◆ Objective: Print the records below word for word, but leave out the pictures.

§

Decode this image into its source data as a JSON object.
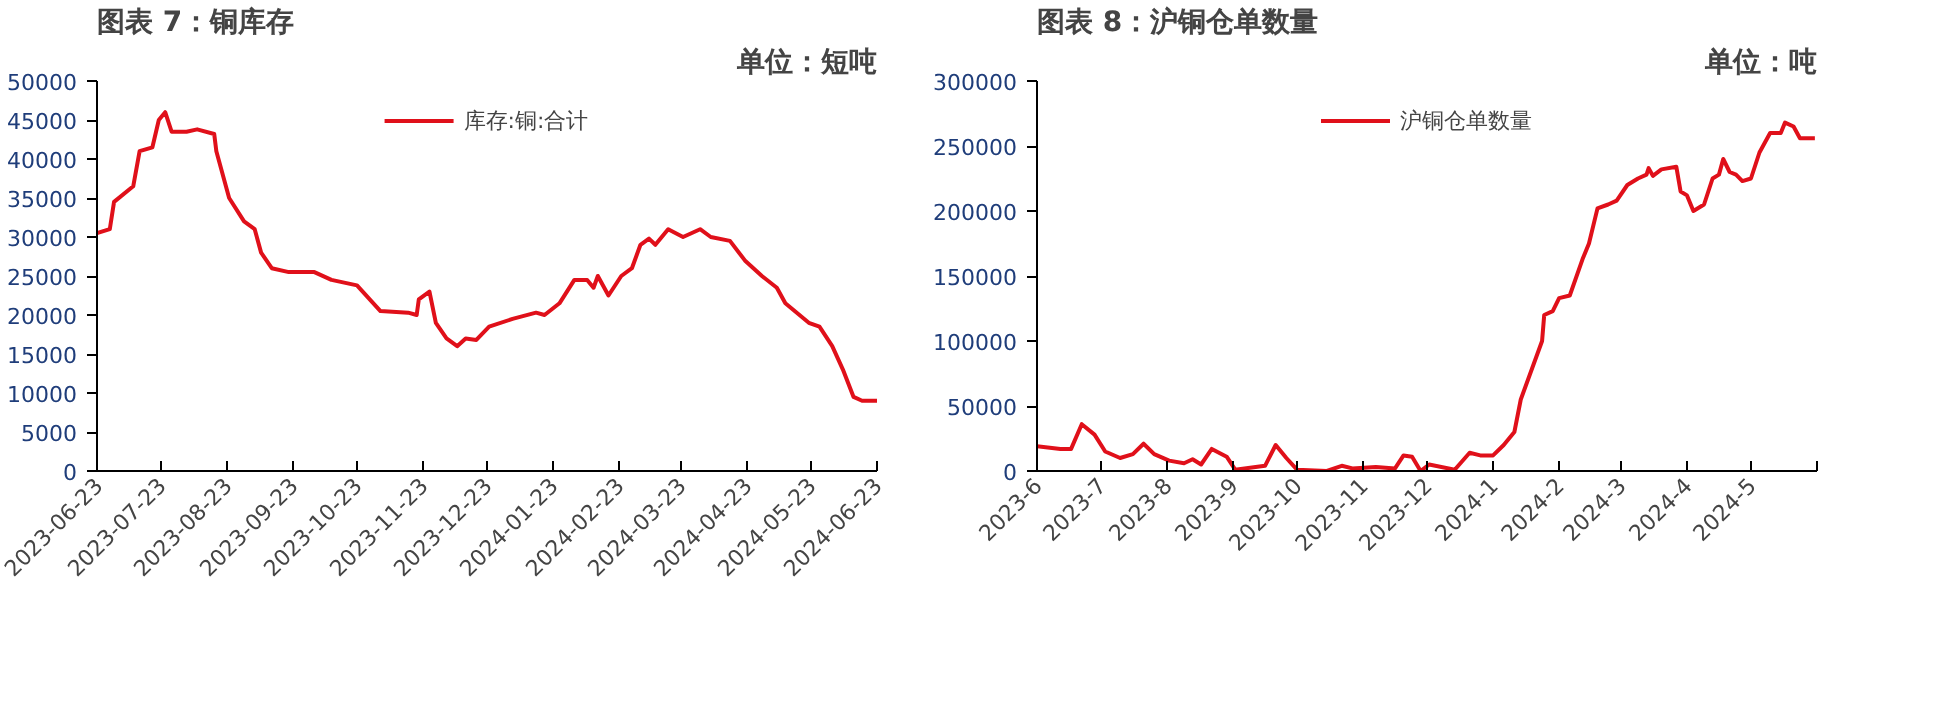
{
  "chart_data": [
    {
      "type": "line",
      "title": "图表 7：铜库存",
      "subtitle": "单位：短吨",
      "legend": "top",
      "grid": false,
      "x": [
        "2023-06-23",
        "2023-06-29",
        "2023-07-01",
        "2023-07-10",
        "2023-07-13",
        "2023-07-19",
        "2023-07-22",
        "2023-07-25",
        "2023-07-28",
        "2023-08-04",
        "2023-08-09",
        "2023-08-17",
        "2023-08-18",
        "2023-08-24",
        "2023-08-31",
        "2023-09-05",
        "2023-09-08",
        "2023-09-13",
        "2023-09-21",
        "2023-10-03",
        "2023-10-11",
        "2023-10-23",
        "2023-11-03",
        "2023-11-16",
        "2023-11-20",
        "2023-11-21",
        "2023-11-26",
        "2023-11-29",
        "2023-12-04",
        "2023-12-09",
        "2023-12-13",
        "2023-12-18",
        "2023-12-24",
        "2024-01-04",
        "2024-01-15",
        "2024-01-19",
        "2024-01-26",
        "2024-02-02",
        "2024-02-08",
        "2024-02-11",
        "2024-02-13",
        "2024-02-18",
        "2024-02-24",
        "2024-02-29",
        "2024-03-04",
        "2024-03-08",
        "2024-03-11",
        "2024-03-17",
        "2024-03-24",
        "2024-04-01",
        "2024-04-06",
        "2024-04-15",
        "2024-04-22",
        "2024-04-30",
        "2024-05-07",
        "2024-05-11",
        "2024-05-22",
        "2024-05-27",
        "2024-06-02",
        "2024-06-07",
        "2024-06-12",
        "2024-06-16",
        "2024-06-23"
      ],
      "series": [
        {
          "name": "库存:铜:合计",
          "color": "#e0101a",
          "values": [
            30500,
            31000,
            34500,
            36500,
            41000,
            41500,
            45000,
            46000,
            43500,
            43500,
            43800,
            43200,
            41000,
            35000,
            32000,
            31000,
            28000,
            26000,
            25500,
            25500,
            24500,
            23800,
            20500,
            20300,
            20000,
            22000,
            23000,
            19000,
            17000,
            16000,
            17000,
            16800,
            18500,
            19500,
            20300,
            20000,
            21500,
            24500,
            24500,
            23500,
            25000,
            22500,
            25000,
            26000,
            29000,
            29800,
            29000,
            31000,
            30000,
            31000,
            30000,
            29500,
            27000,
            25000,
            23500,
            21500,
            19000,
            18500,
            16000,
            13000,
            9500,
            9000,
            9000
          ]
        }
      ],
      "xlim": [
        "2023-06-23",
        "2024-06-23"
      ],
      "xticks": [
        "2023-06-23",
        "2023-07-23",
        "2023-08-23",
        "2023-09-23",
        "2023-10-23",
        "2023-11-23",
        "2023-12-23",
        "2024-01-23",
        "2024-02-23",
        "2024-03-23",
        "2024-04-23",
        "2024-05-23",
        "2024-06-23"
      ],
      "ylim": [
        0,
        50000
      ],
      "yticks": [
        0,
        5000,
        10000,
        15000,
        20000,
        25000,
        30000,
        35000,
        40000,
        45000,
        50000
      ]
    },
    {
      "type": "line",
      "title": "图表 8：沪铜仓单数量",
      "subtitle": "单位：吨",
      "legend": "top",
      "grid": false,
      "x": [
        "2023-06-01",
        "2023-06-12",
        "2023-06-17",
        "2023-06-22",
        "2023-06-28",
        "2023-07-03",
        "2023-07-10",
        "2023-07-16",
        "2023-07-21",
        "2023-07-26",
        "2023-08-02",
        "2023-08-09",
        "2023-08-13",
        "2023-08-17",
        "2023-08-22",
        "2023-08-29",
        "2023-09-02",
        "2023-09-16",
        "2023-09-21",
        "2023-09-26",
        "2023-10-01",
        "2023-10-15",
        "2023-10-22",
        "2023-10-27",
        "2023-11-07",
        "2023-11-16",
        "2023-11-20",
        "2023-11-24",
        "2023-11-28",
        "2023-12-02",
        "2023-12-14",
        "2023-12-21",
        "2023-12-26",
        "2024-01-01",
        "2024-01-06",
        "2024-01-11",
        "2024-01-14",
        "2024-01-24",
        "2024-01-25",
        "2024-01-29",
        "2024-02-01",
        "2024-02-06",
        "2024-02-12",
        "2024-02-15",
        "2024-02-19",
        "2024-02-24",
        "2024-02-28",
        "2024-03-04",
        "2024-03-09",
        "2024-03-13",
        "2024-03-14",
        "2024-03-16",
        "2024-03-20",
        "2024-03-27",
        "2024-03-29",
        "2024-04-01",
        "2024-04-04",
        "2024-04-09",
        "2024-04-13",
        "2024-04-16",
        "2024-04-18",
        "2024-04-21",
        "2024-04-24",
        "2024-04-27",
        "2024-05-01",
        "2024-05-05",
        "2024-05-10",
        "2024-05-15",
        "2024-05-17",
        "2024-05-21",
        "2024-05-24",
        "2024-05-31"
      ],
      "series": [
        {
          "name": "沪铜仓单数量",
          "color": "#e0101a",
          "values": [
            19000,
            17000,
            17000,
            36000,
            28000,
            15000,
            10000,
            13000,
            21000,
            13000,
            8000,
            6000,
            9000,
            5000,
            17000,
            11000,
            1000,
            4000,
            20000,
            10000,
            1000,
            0,
            4000,
            2000,
            3000,
            2000,
            12000,
            11000,
            0,
            5000,
            1000,
            14000,
            12000,
            12000,
            20000,
            30000,
            55000,
            100000,
            120000,
            123000,
            133000,
            135000,
            163000,
            175000,
            202000,
            205000,
            208000,
            220000,
            225000,
            228000,
            233000,
            227000,
            232000,
            234000,
            215000,
            212000,
            200000,
            205000,
            225000,
            228000,
            240000,
            230000,
            228000,
            223000,
            225000,
            245000,
            260000,
            260000,
            268000,
            265000,
            256000,
            256000
          ]
        }
      ],
      "xlim": [
        "2023-06-01",
        "2024-06-01"
      ],
      "xticks": [
        {
          "value": "2023-06-01",
          "label": "2023-6"
        },
        {
          "value": "2023-07-01",
          "label": "2023-7"
        },
        {
          "value": "2023-08-01",
          "label": "2023-8"
        },
        {
          "value": "2023-09-01",
          "label": "2023-9"
        },
        {
          "value": "2023-10-01",
          "label": "2023-10"
        },
        {
          "value": "2023-11-01",
          "label": "2023-11"
        },
        {
          "value": "2023-12-01",
          "label": "2023-12"
        },
        {
          "value": "2024-01-01",
          "label": "2024-1"
        },
        {
          "value": "2024-02-01",
          "label": "2024-2"
        },
        {
          "value": "2024-03-01",
          "label": "2024-3"
        },
        {
          "value": "2024-04-01",
          "label": "2024-4"
        },
        {
          "value": "2024-05-01",
          "label": "2024-5"
        },
        {
          "value": "2024-06-01",
          "label": null
        }
      ],
      "ylim": [
        0,
        300000
      ],
      "yticks": [
        0,
        50000,
        100000,
        150000,
        200000,
        250000,
        300000
      ]
    }
  ]
}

§

◆ Answer:
Decode this image into its source data as a JSON object.
{
  "chart_data": [
    {
      "type": "line",
      "title": "图表 7：铜库存",
      "subtitle": "单位：短吨",
      "legend": "top",
      "grid": false,
      "x": [
        "2023-06-23",
        "2023-06-29",
        "2023-07-01",
        "2023-07-10",
        "2023-07-13",
        "2023-07-19",
        "2023-07-22",
        "2023-07-25",
        "2023-07-28",
        "2023-08-04",
        "2023-08-09",
        "2023-08-17",
        "2023-08-18",
        "2023-08-24",
        "2023-08-31",
        "2023-09-05",
        "2023-09-08",
        "2023-09-13",
        "2023-09-21",
        "2023-10-03",
        "2023-10-11",
        "2023-10-23",
        "2023-11-03",
        "2023-11-16",
        "2023-11-20",
        "2023-11-21",
        "2023-11-26",
        "2023-11-29",
        "2023-12-04",
        "2023-12-09",
        "2023-12-13",
        "2023-12-18",
        "2023-12-24",
        "2024-01-04",
        "2024-01-15",
        "2024-01-19",
        "2024-01-26",
        "2024-02-02",
        "2024-02-08",
        "2024-02-11",
        "2024-02-13",
        "2024-02-18",
        "2024-02-24",
        "2024-02-29",
        "2024-03-04",
        "2024-03-08",
        "2024-03-11",
        "2024-03-17",
        "2024-03-24",
        "2024-04-01",
        "2024-04-06",
        "2024-04-15",
        "2024-04-22",
        "2024-04-30",
        "2024-05-07",
        "2024-05-11",
        "2024-05-22",
        "2024-05-27",
        "2024-06-02",
        "2024-06-07",
        "2024-06-12",
        "2024-06-16",
        "2024-06-23"
      ],
      "series": [
        {
          "name": "库存:铜:合计",
          "color": "#e0101a",
          "values": [
            30500,
            31000,
            34500,
            36500,
            41000,
            41500,
            45000,
            46000,
            43500,
            43500,
            43800,
            43200,
            41000,
            35000,
            32000,
            31000,
            28000,
            26000,
            25500,
            25500,
            24500,
            23800,
            20500,
            20300,
            20000,
            22000,
            23000,
            19000,
            17000,
            16000,
            17000,
            16800,
            18500,
            19500,
            20300,
            20000,
            21500,
            24500,
            24500,
            23500,
            25000,
            22500,
            25000,
            26000,
            29000,
            29800,
            29000,
            31000,
            30000,
            31000,
            30000,
            29500,
            27000,
            25000,
            23500,
            21500,
            19000,
            18500,
            16000,
            13000,
            9500,
            9000,
            9000
          ]
        }
      ],
      "xlim": [
        "2023-06-23",
        "2024-06-23"
      ],
      "xticks": [
        "2023-06-23",
        "2023-07-23",
        "2023-08-23",
        "2023-09-23",
        "2023-10-23",
        "2023-11-23",
        "2023-12-23",
        "2024-01-23",
        "2024-02-23",
        "2024-03-23",
        "2024-04-23",
        "2024-05-23",
        "2024-06-23"
      ],
      "ylim": [
        0,
        50000
      ],
      "yticks": [
        0,
        5000,
        10000,
        15000,
        20000,
        25000,
        30000,
        35000,
        40000,
        45000,
        50000
      ]
    },
    {
      "type": "line",
      "title": "图表 8：沪铜仓单数量",
      "subtitle": "单位：吨",
      "legend": "top",
      "grid": false,
      "x": [
        "2023-06-01",
        "2023-06-12",
        "2023-06-17",
        "2023-06-22",
        "2023-06-28",
        "2023-07-03",
        "2023-07-10",
        "2023-07-16",
        "2023-07-21",
        "2023-07-26",
        "2023-08-02",
        "2023-08-09",
        "2023-08-13",
        "2023-08-17",
        "2023-08-22",
        "2023-08-29",
        "2023-09-02",
        "2023-09-16",
        "2023-09-21",
        "2023-09-26",
        "2023-10-01",
        "2023-10-15",
        "2023-10-22",
        "2023-10-27",
        "2023-11-07",
        "2023-11-16",
        "2023-11-20",
        "2023-11-24",
        "2023-11-28",
        "2023-12-02",
        "2023-12-14",
        "2023-12-21",
        "2023-12-26",
        "2024-01-01",
        "2024-01-06",
        "2024-01-11",
        "2024-01-14",
        "2024-01-24",
        "2024-01-25",
        "2024-01-29",
        "2024-02-01",
        "2024-02-06",
        "2024-02-12",
        "2024-02-15",
        "2024-02-19",
        "2024-02-24",
        "2024-02-28",
        "2024-03-04",
        "2024-03-09",
        "2024-03-13",
        "2024-03-14",
        "2024-03-16",
        "2024-03-20",
        "2024-03-27",
        "2024-03-29",
        "2024-04-01",
        "2024-04-04",
        "2024-04-09",
        "2024-04-13",
        "2024-04-16",
        "2024-04-18",
        "2024-04-21",
        "2024-04-24",
        "2024-04-27",
        "2024-05-01",
        "2024-05-05",
        "2024-05-10",
        "2024-05-15",
        "2024-05-17",
        "2024-05-21",
        "2024-05-24",
        "2024-05-31"
      ],
      "series": [
        {
          "name": "沪铜仓单数量",
          "color": "#e0101a",
          "values": [
            19000,
            17000,
            17000,
            36000,
            28000,
            15000,
            10000,
            13000,
            21000,
            13000,
            8000,
            6000,
            9000,
            5000,
            17000,
            11000,
            1000,
            4000,
            20000,
            10000,
            1000,
            0,
            4000,
            2000,
            3000,
            2000,
            12000,
            11000,
            0,
            5000,
            1000,
            14000,
            12000,
            12000,
            20000,
            30000,
            55000,
            100000,
            120000,
            123000,
            133000,
            135000,
            163000,
            175000,
            202000,
            205000,
            208000,
            220000,
            225000,
            228000,
            233000,
            227000,
            232000,
            234000,
            215000,
            212000,
            200000,
            205000,
            225000,
            228000,
            240000,
            230000,
            228000,
            223000,
            225000,
            245000,
            260000,
            260000,
            268000,
            265000,
            256000,
            256000
          ]
        }
      ],
      "xlim": [
        "2023-06-01",
        "2024-06-01"
      ],
      "xticks": [
        {
          "value": "2023-06-01",
          "label": "2023-6"
        },
        {
          "value": "2023-07-01",
          "label": "2023-7"
        },
        {
          "value": "2023-08-01",
          "label": "2023-8"
        },
        {
          "value": "2023-09-01",
          "label": "2023-9"
        },
        {
          "value": "2023-10-01",
          "label": "2023-10"
        },
        {
          "value": "2023-11-01",
          "label": "2023-11"
        },
        {
          "value": "2023-12-01",
          "label": "2023-12"
        },
        {
          "value": "2024-01-01",
          "label": "2024-1"
        },
        {
          "value": "2024-02-01",
          "label": "2024-2"
        },
        {
          "value": "2024-03-01",
          "label": "2024-3"
        },
        {
          "value": "2024-04-01",
          "label": "2024-4"
        },
        {
          "value": "2024-05-01",
          "label": "2024-5"
        },
        {
          "value": "2024-06-01",
          "label": null
        }
      ],
      "ylim": [
        0,
        300000
      ],
      "yticks": [
        0,
        50000,
        100000,
        150000,
        200000,
        250000,
        300000
      ]
    }
  ]
}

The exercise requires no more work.